_Input_
- - - -
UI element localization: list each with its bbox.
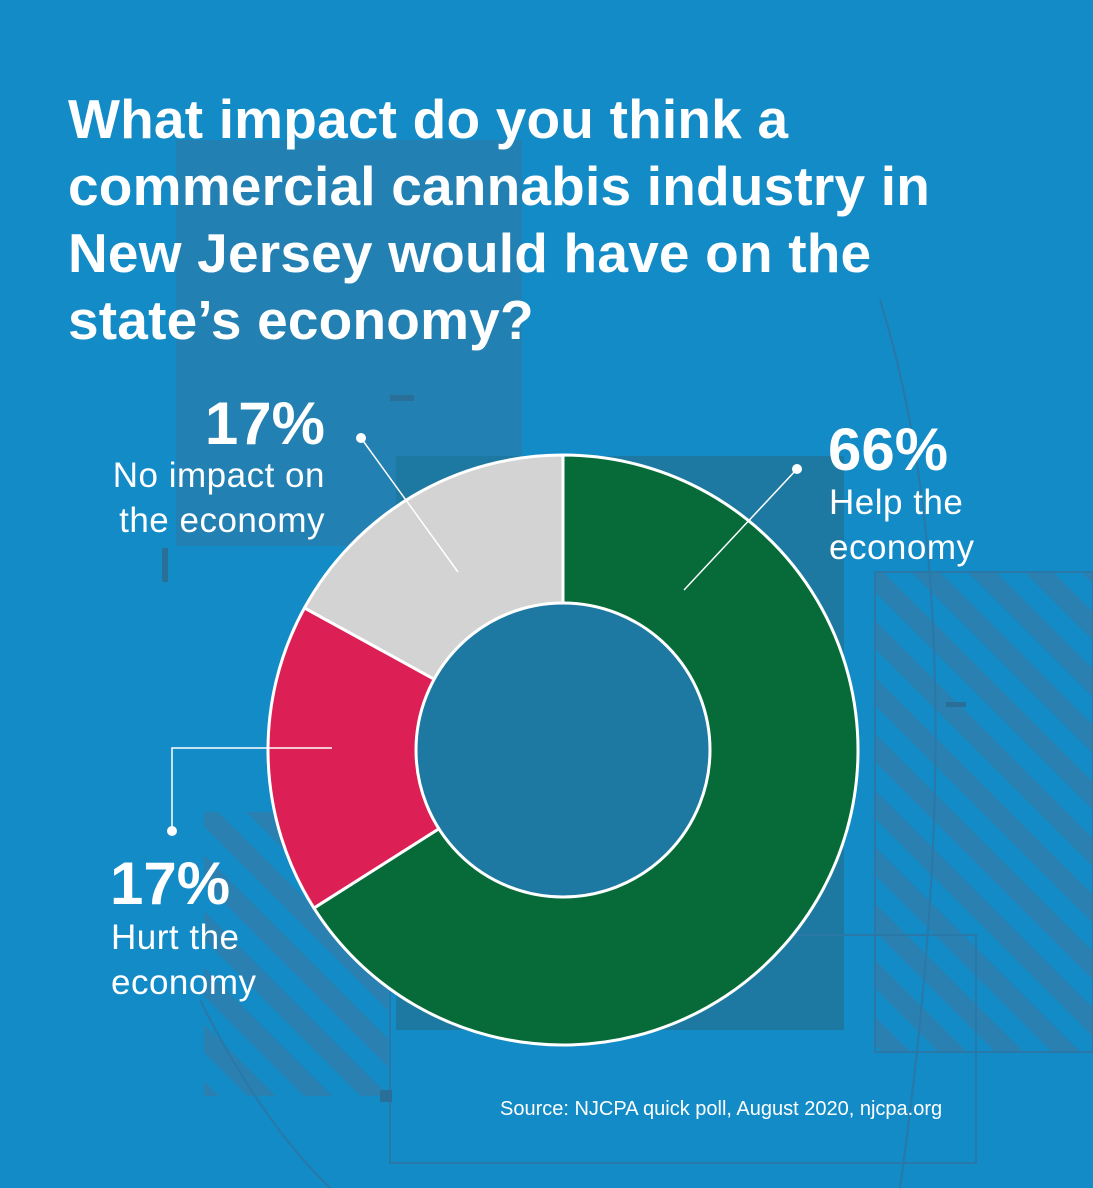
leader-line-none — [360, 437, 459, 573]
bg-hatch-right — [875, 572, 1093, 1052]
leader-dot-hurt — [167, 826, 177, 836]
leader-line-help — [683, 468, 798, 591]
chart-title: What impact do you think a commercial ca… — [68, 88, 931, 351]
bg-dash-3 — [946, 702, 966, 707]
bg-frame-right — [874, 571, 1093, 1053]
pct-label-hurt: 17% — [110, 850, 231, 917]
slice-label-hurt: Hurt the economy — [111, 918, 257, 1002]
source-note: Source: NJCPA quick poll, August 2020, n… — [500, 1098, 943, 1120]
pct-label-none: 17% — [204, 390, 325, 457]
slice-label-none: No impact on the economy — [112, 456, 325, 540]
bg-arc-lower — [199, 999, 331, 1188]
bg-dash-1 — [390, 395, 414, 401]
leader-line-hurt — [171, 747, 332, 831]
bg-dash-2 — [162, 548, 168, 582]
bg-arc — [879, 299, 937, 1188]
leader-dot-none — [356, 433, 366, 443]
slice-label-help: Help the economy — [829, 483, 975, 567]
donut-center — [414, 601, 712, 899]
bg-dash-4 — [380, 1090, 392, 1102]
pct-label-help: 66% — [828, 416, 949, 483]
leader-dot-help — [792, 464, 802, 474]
- - - -
_What to work on_
Reproduce all the records with each occurrence of "economy" changed to "market" and everything else left as is. Leave out the pictures.

_Finished task_
UI element localization: list each with its bbox.
leader-line-none — [360, 437, 459, 573]
bg-hatch-right — [875, 572, 1093, 1052]
leader-dot-hurt — [167, 826, 177, 836]
leader-line-help — [683, 468, 798, 591]
chart-title: What impact do you think a commercial ca… — [68, 88, 931, 351]
bg-dash-3 — [946, 702, 966, 707]
bg-frame-right — [874, 571, 1093, 1053]
pct-label-hurt: 17% — [110, 850, 231, 917]
slice-label-hurt: Hurt the market — [111, 918, 257, 1002]
source-note: Source: NJCPA quick poll, August 2020, n… — [500, 1098, 943, 1120]
pct-label-none: 17% — [204, 390, 325, 457]
slice-label-none: No impact on the market — [112, 456, 325, 540]
bg-arc-lower — [199, 999, 331, 1188]
bg-dash-1 — [390, 395, 414, 401]
leader-line-hurt — [171, 747, 332, 831]
bg-dash-2 — [162, 548, 168, 582]
bg-arc — [879, 299, 937, 1188]
leader-dot-none — [356, 433, 366, 443]
slice-label-help: Help the market — [829, 483, 975, 567]
donut-center — [414, 601, 712, 899]
bg-dash-4 — [380, 1090, 392, 1102]
pct-label-help: 66% — [828, 416, 949, 483]
leader-dot-help — [792, 464, 802, 474]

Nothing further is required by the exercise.